ITEMS ->
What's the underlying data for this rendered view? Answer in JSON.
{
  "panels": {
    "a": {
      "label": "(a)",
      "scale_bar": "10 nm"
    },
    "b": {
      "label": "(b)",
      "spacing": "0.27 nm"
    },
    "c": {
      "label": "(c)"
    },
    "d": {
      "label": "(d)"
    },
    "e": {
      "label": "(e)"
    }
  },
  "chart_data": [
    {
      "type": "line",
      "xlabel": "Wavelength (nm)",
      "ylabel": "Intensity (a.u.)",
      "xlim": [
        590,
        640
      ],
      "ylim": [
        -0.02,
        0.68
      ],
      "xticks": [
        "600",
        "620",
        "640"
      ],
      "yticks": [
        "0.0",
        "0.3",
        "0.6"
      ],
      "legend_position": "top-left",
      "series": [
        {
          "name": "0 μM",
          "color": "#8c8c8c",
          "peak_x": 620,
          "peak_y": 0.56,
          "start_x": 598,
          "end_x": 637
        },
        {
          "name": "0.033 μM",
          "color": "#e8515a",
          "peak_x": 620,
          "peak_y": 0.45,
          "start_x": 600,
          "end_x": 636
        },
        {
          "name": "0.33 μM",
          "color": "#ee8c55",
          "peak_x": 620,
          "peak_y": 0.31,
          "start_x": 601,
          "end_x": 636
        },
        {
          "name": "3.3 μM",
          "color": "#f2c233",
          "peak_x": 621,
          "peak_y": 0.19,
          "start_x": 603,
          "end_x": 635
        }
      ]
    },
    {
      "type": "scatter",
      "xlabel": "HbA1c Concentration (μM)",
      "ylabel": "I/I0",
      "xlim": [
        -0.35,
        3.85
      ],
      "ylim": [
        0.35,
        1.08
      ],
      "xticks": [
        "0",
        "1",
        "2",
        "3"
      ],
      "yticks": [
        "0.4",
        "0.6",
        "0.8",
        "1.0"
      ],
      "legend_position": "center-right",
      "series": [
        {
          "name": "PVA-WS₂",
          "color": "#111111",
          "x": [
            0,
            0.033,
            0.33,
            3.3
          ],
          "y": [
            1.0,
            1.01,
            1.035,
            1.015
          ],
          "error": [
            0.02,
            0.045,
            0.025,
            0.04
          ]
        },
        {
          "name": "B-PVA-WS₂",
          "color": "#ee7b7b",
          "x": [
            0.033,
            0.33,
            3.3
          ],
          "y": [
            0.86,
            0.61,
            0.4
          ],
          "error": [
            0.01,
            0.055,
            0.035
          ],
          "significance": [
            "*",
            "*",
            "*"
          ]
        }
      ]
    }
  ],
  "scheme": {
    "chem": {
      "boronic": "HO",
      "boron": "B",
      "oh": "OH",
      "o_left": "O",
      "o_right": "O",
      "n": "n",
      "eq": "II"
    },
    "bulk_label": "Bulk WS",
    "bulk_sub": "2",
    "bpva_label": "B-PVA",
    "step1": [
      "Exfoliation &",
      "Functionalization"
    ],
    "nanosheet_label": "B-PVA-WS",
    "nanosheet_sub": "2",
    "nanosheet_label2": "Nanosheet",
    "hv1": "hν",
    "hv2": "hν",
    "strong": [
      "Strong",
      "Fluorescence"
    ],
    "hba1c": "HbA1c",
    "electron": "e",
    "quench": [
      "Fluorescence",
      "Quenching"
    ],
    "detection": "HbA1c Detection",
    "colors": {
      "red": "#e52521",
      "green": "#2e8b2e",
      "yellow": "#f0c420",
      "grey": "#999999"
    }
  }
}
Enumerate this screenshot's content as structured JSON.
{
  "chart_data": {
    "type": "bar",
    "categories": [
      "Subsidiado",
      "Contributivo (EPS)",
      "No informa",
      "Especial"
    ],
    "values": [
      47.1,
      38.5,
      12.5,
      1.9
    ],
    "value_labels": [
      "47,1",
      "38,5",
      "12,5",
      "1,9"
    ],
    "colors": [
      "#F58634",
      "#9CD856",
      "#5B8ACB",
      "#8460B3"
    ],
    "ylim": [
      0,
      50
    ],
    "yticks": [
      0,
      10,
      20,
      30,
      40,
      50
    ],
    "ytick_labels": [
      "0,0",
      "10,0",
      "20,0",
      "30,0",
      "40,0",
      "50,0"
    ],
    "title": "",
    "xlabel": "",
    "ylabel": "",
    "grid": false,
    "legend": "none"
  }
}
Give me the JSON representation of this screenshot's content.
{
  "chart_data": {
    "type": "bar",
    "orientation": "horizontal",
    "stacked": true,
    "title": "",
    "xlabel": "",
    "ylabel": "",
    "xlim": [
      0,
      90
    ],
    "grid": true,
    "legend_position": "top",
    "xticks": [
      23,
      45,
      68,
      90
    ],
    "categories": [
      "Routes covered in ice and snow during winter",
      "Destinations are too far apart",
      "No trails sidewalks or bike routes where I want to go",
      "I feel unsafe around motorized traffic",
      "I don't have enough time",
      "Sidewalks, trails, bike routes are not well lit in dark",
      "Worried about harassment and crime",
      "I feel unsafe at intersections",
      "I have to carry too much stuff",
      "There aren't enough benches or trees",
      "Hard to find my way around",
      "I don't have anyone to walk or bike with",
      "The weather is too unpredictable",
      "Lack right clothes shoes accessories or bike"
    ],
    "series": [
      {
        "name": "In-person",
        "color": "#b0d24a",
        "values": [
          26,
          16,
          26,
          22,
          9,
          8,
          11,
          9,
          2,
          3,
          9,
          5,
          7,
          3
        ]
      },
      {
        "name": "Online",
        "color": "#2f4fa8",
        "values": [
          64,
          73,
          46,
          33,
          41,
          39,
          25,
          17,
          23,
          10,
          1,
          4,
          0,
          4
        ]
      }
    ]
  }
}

TASK -> Above are the records; retype them all without a single difference.

WORKED ANSWER ->
What's the underlying data for this rendered view? Answer in JSON.
{
  "panels": {
    "a": {
      "label": "(a)",
      "scale_bar": "10 nm"
    },
    "b": {
      "label": "(b)",
      "spacing": "0.27 nm"
    },
    "c": {
      "label": "(c)"
    },
    "d": {
      "label": "(d)"
    },
    "e": {
      "label": "(e)"
    }
  },
  "chart_data": [
    {
      "type": "line",
      "xlabel": "Wavelength (nm)",
      "ylabel": "Intensity (a.u.)",
      "xlim": [
        590,
        640
      ],
      "ylim": [
        -0.02,
        0.68
      ],
      "xticks": [
        "600",
        "620",
        "640"
      ],
      "yticks": [
        "0.0",
        "0.3",
        "0.6"
      ],
      "legend_position": "top-left",
      "series": [
        {
          "name": "0 μM",
          "color": "#8c8c8c",
          "peak_x": 620,
          "peak_y": 0.56,
          "start_x": 598,
          "end_x": 637
        },
        {
          "name": "0.033 μM",
          "color": "#e8515a",
          "peak_x": 620,
          "peak_y": 0.45,
          "start_x": 600,
          "end_x": 636
        },
        {
          "name": "0.33 μM",
          "color": "#ee8c55",
          "peak_x": 620,
          "peak_y": 0.31,
          "start_x": 601,
          "end_x": 636
        },
        {
          "name": "3.3 μM",
          "color": "#f2c233",
          "peak_x": 621,
          "peak_y": 0.19,
          "start_x": 603,
          "end_x": 635
        }
      ]
    },
    {
      "type": "scatter",
      "xlabel": "HbA1c Concentration (μM)",
      "ylabel": "I/I0",
      "xlim": [
        -0.35,
        3.85
      ],
      "ylim": [
        0.35,
        1.08
      ],
      "xticks": [
        "0",
        "1",
        "2",
        "3"
      ],
      "yticks": [
        "0.4",
        "0.6",
        "0.8",
        "1.0"
      ],
      "legend_position": "center-right",
      "series": [
        {
          "name": "PVA-WS₂",
          "color": "#111111",
          "x": [
            0,
            0.033,
            0.33,
            3.3
          ],
          "y": [
            1.0,
            1.01,
            1.035,
            1.015
          ],
          "error": [
            0.02,
            0.045,
            0.025,
            0.04
          ]
        },
        {
          "name": "B-PVA-WS₂",
          "color": "#ee7b7b",
          "x": [
            0.033,
            0.33,
            3.3
          ],
          "y": [
            0.86,
            0.61,
            0.4
          ],
          "error": [
            0.01,
            0.055,
            0.035
          ],
          "significance": [
            "*",
            "*",
            "*"
          ]
        }
      ]
    }
  ],
  "scheme": {
    "chem": {
      "boronic": "HO",
      "boron": "B",
      "oh": "OH",
      "o_left": "O",
      "o_right": "O",
      "n": "n",
      "eq": "II"
    },
    "bulk_label": "Bulk WS",
    "bulk_sub": "2",
    "bpva_label": "B-PVA",
    "step1": [
      "Exfoliation &",
      "Functionalization"
    ],
    "nanosheet_label": "B-PVA-WS",
    "nanosheet_sub": "2",
    "nanosheet_label2": "Nanosheet",
    "hv1": "hν",
    "hv2": "hν",
    "strong": [
      "Strong",
      "Fluorescence"
    ],
    "hba1c": "HbA1c",
    "electron": "e",
    "quench": [
      "Fluorescence",
      "Quenching"
    ],
    "detection": "HbA1c Detection",
    "colors": {
      "red": "#e52521",
      "green": "#2e8b2e",
      "yellow": "#f0c420",
      "grey": "#999999"
    }
  }
}
Enumerate this screenshot's content as structured JSON.
{
  "chart_data": {
    "type": "bar",
    "categories": [
      "Subsidiado",
      "Contributivo (EPS)",
      "No informa",
      "Especial"
    ],
    "values": [
      47.1,
      38.5,
      12.5,
      1.9
    ],
    "value_labels": [
      "47,1",
      "38,5",
      "12,5",
      "1,9"
    ],
    "colors": [
      "#F58634",
      "#9CD856",
      "#5B8ACB",
      "#8460B3"
    ],
    "ylim": [
      0,
      50
    ],
    "yticks": [
      0,
      10,
      20,
      30,
      40,
      50
    ],
    "ytick_labels": [
      "0,0",
      "10,0",
      "20,0",
      "30,0",
      "40,0",
      "50,0"
    ],
    "title": "",
    "xlabel": "",
    "ylabel": "",
    "grid": false,
    "legend": "none"
  }
}
Give me the JSON representation of this screenshot's content.
{
  "chart_data": {
    "type": "bar",
    "orientation": "horizontal",
    "stacked": true,
    "title": "",
    "xlabel": "",
    "ylabel": "",
    "xlim": [
      0,
      90
    ],
    "grid": true,
    "legend_position": "top",
    "xticks": [
      23,
      45,
      68,
      90
    ],
    "categories": [
      "Routes covered in ice and snow during winter",
      "Destinations are too far apart",
      "No trails sidewalks or bike routes where I want to go",
      "I feel unsafe around motorized traffic",
      "I don't have enough time",
      "Sidewalks, trails, bike routes are not well lit in dark",
      "Worried about harassment and crime",
      "I feel unsafe at intersections",
      "I have to carry too much stuff",
      "There aren't enough benches or trees",
      "Hard to find my way around",
      "I don't have anyone to walk or bike with",
      "The weather is too unpredictable",
      "Lack right clothes shoes accessories or bike"
    ],
    "series": [
      {
        "name": "In-person",
        "color": "#b0d24a",
        "values": [
          26,
          16,
          26,
          22,
          9,
          8,
          11,
          9,
          2,
          3,
          9,
          5,
          7,
          3
        ]
      },
      {
        "name": "Online",
        "color": "#2f4fa8",
        "values": [
          64,
          73,
          46,
          33,
          41,
          39,
          25,
          17,
          23,
          10,
          1,
          4,
          0,
          4
        ]
      }
    ]
  }
}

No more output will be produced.